* [WHAT THE EXERCISE ASKS]
Present each line of the entries below that holds the word "total".

--- INFORMATION SUPPLIED ---

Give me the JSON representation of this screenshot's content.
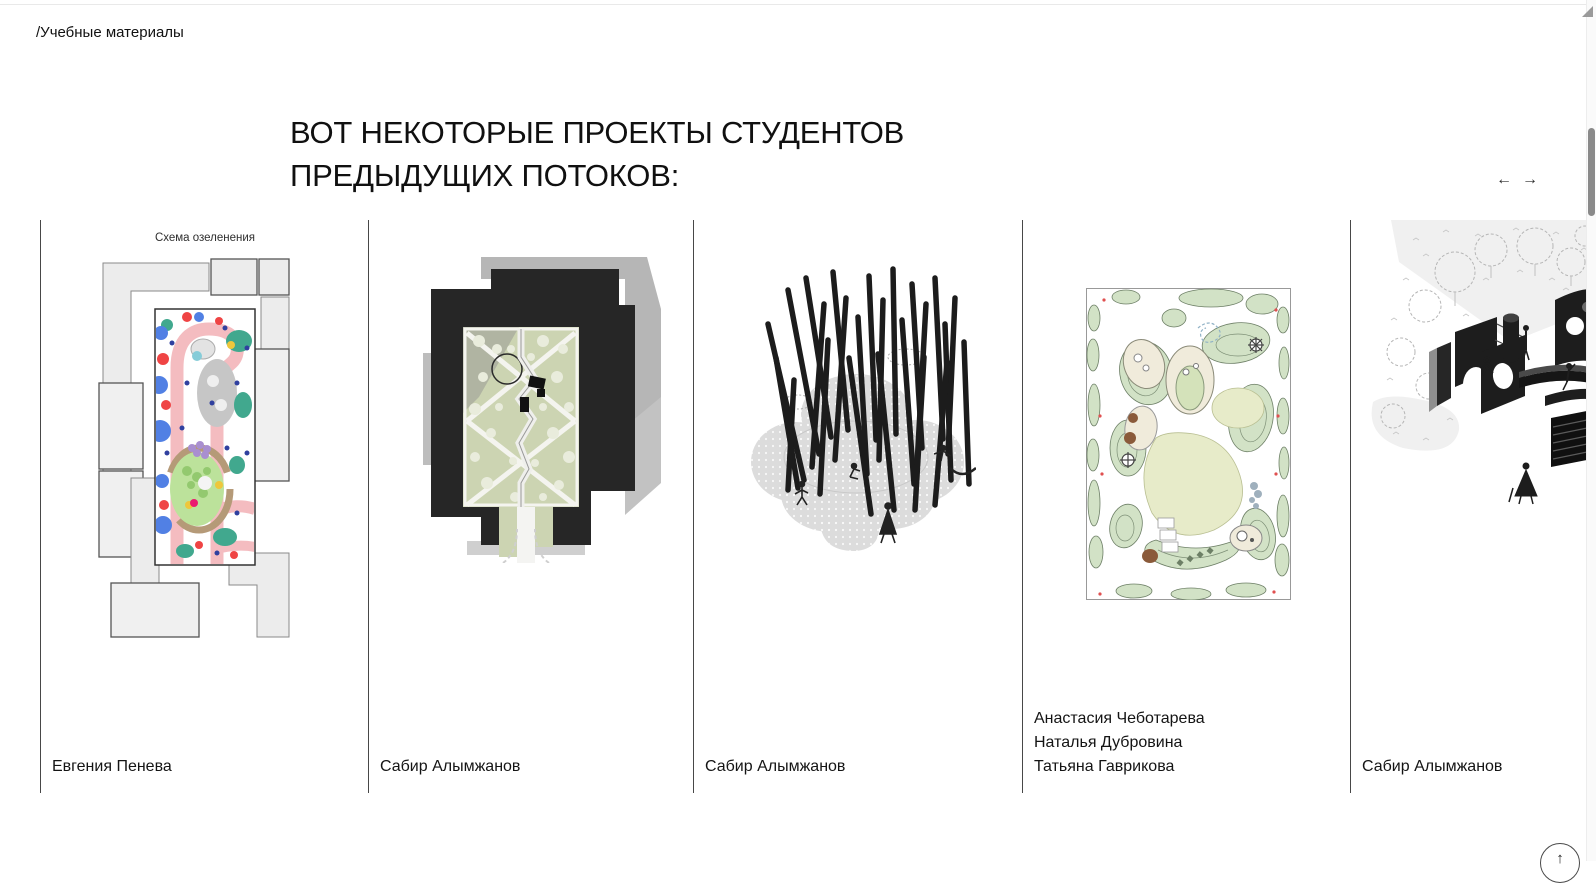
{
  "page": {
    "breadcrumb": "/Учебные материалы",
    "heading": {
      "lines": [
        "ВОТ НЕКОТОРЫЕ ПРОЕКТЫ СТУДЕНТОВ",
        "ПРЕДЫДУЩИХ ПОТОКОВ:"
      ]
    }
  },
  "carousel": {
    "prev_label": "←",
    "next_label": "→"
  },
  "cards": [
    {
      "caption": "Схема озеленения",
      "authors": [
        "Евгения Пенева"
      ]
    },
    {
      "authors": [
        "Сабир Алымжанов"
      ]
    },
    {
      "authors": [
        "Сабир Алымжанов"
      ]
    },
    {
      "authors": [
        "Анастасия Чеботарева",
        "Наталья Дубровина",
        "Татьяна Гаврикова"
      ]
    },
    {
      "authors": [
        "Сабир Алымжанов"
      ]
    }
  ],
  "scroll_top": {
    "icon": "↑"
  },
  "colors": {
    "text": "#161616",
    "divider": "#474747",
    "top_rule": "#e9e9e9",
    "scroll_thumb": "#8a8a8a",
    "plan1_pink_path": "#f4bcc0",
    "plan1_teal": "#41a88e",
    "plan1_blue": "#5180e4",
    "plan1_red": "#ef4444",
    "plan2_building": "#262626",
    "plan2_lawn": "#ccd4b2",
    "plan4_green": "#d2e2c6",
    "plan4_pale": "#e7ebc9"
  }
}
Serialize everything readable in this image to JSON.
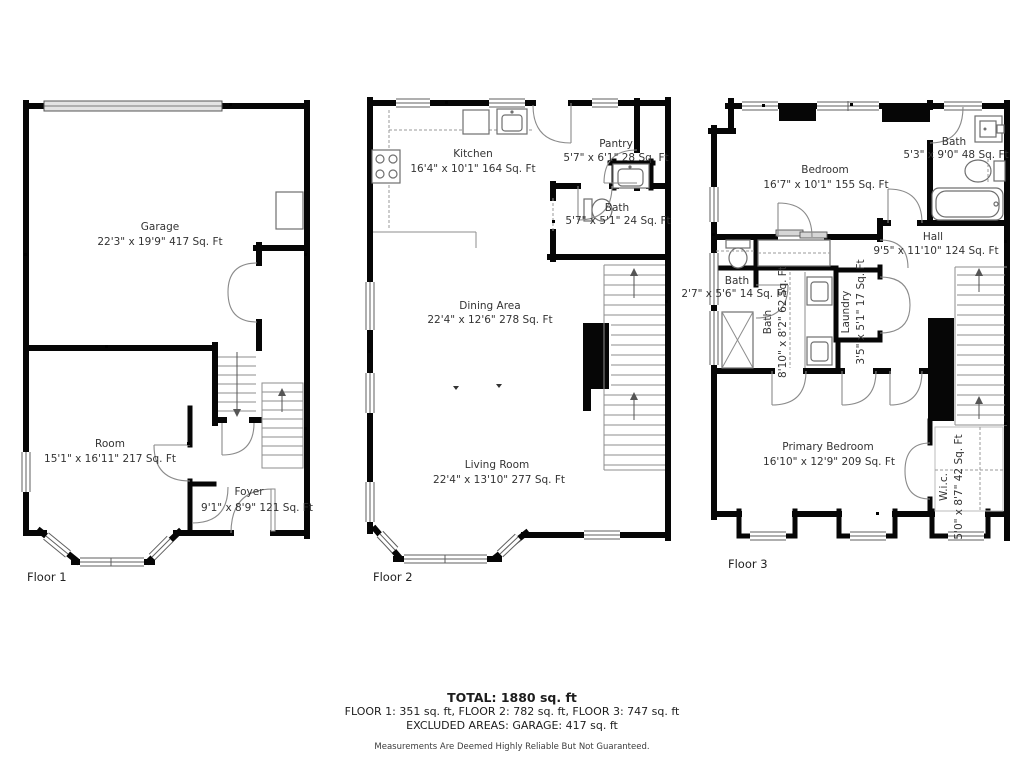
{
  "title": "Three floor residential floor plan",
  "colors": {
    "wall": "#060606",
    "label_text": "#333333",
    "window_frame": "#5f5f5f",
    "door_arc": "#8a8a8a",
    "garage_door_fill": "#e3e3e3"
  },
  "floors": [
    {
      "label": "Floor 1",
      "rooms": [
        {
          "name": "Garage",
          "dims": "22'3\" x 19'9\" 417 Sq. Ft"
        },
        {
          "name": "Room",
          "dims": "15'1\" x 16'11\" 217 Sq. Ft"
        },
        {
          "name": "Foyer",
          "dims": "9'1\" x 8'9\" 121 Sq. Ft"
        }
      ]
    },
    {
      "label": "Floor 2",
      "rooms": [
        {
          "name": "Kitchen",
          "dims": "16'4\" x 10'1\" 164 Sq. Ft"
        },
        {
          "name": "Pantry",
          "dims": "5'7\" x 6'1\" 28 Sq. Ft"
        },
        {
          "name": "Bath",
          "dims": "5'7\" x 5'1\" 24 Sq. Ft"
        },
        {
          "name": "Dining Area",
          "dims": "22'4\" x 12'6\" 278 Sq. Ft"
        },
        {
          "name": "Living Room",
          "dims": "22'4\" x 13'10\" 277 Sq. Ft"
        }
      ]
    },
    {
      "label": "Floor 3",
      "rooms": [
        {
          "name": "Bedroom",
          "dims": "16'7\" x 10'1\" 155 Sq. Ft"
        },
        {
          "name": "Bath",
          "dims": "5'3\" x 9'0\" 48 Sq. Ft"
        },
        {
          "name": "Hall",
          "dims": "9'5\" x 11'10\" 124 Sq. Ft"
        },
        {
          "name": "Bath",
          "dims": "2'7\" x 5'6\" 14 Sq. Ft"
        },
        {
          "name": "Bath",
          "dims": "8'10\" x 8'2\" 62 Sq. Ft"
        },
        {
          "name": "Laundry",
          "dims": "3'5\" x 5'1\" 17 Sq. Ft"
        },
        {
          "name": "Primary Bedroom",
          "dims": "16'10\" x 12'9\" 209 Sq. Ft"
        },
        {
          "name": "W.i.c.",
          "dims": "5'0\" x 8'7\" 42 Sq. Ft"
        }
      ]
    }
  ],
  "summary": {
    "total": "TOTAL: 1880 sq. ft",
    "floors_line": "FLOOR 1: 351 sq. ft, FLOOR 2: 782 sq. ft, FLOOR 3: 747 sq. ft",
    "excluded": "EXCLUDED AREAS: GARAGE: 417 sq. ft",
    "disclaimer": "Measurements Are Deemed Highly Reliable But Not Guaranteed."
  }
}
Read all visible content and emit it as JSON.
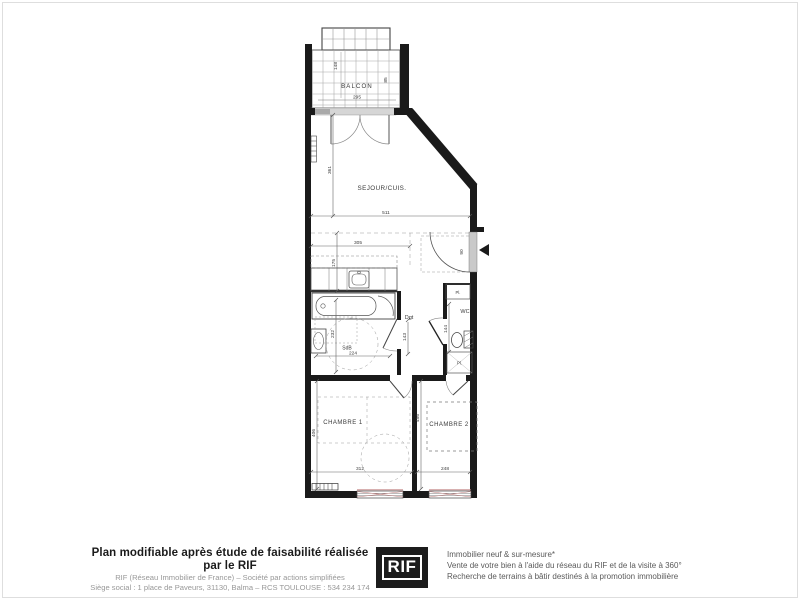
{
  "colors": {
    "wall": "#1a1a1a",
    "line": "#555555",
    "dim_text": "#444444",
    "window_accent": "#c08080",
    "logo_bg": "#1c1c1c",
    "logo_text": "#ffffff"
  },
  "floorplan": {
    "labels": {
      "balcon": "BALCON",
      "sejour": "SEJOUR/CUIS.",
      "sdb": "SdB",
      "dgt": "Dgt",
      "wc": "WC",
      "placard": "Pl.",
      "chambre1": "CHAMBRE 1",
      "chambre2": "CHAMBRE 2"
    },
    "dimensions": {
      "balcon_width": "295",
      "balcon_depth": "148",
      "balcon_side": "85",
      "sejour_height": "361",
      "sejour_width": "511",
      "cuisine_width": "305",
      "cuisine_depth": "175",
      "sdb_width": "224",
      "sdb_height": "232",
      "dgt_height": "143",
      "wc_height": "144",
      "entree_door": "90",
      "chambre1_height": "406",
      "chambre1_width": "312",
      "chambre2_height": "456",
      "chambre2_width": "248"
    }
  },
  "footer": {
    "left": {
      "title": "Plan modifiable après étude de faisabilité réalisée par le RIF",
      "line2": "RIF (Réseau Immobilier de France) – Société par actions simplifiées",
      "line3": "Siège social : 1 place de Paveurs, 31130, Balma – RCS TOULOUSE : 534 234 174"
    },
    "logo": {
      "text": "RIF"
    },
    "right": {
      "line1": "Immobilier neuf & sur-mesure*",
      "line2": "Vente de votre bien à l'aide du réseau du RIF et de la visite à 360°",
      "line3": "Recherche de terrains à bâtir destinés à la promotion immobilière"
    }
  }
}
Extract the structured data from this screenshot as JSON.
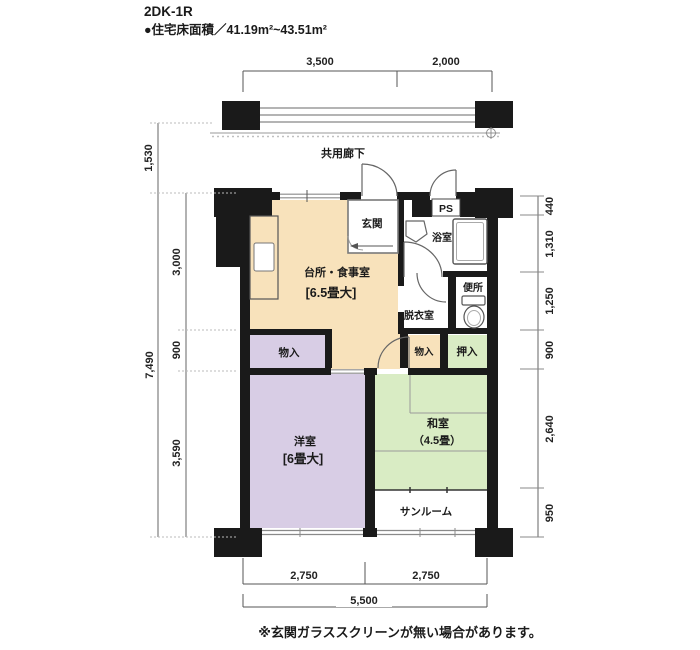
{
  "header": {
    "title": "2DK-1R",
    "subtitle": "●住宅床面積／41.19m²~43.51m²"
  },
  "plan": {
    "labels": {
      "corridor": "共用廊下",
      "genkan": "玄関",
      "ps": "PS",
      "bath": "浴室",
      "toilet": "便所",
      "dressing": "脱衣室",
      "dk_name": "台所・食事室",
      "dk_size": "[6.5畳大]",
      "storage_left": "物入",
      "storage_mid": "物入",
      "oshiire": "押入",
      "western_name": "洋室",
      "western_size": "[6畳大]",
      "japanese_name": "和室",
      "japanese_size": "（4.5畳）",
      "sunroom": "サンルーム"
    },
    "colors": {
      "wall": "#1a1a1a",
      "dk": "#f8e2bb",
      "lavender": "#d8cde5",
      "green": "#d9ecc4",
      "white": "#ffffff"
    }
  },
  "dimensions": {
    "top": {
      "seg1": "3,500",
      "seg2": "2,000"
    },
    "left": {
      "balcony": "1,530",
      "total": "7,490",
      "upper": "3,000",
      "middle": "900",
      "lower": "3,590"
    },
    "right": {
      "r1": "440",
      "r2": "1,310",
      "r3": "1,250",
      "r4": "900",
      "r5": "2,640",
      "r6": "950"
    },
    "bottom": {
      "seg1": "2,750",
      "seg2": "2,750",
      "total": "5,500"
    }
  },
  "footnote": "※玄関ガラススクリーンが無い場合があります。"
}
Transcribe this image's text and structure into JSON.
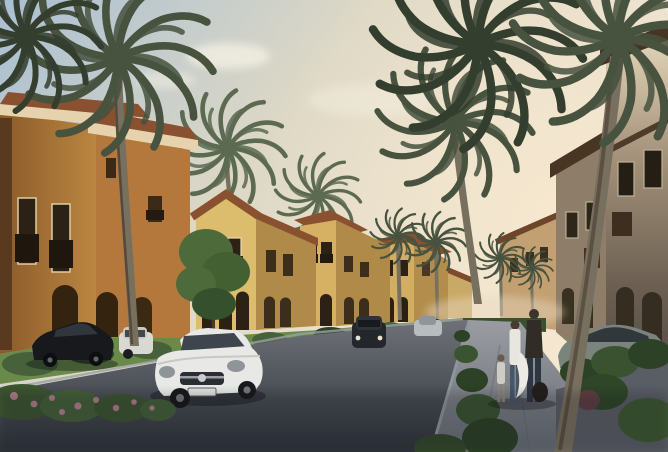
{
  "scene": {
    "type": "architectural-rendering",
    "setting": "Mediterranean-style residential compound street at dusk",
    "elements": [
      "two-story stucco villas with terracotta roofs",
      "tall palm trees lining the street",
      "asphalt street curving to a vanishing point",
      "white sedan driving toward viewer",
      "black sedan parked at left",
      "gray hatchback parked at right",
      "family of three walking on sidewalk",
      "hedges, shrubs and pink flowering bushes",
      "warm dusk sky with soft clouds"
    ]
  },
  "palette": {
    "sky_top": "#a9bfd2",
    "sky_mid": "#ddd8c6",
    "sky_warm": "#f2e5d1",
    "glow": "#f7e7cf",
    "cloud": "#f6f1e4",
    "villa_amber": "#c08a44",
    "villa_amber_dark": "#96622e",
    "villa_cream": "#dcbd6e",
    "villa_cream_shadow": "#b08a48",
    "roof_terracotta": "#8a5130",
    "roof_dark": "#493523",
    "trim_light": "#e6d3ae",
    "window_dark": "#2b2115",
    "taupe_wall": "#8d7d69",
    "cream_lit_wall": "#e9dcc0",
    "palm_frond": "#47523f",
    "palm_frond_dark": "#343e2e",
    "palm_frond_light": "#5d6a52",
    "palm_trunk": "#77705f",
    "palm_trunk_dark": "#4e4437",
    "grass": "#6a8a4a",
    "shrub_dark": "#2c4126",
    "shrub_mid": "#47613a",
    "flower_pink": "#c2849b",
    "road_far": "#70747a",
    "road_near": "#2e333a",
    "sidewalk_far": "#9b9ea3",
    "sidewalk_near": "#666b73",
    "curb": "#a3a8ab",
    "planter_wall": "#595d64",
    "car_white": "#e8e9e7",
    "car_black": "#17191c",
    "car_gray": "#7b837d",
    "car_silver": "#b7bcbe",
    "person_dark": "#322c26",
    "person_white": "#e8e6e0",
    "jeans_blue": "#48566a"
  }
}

---

* [ANSWER]
    "total": "TOTAL: 1880 sq. ft",
      "total": "7,490",
      "total": "5,500"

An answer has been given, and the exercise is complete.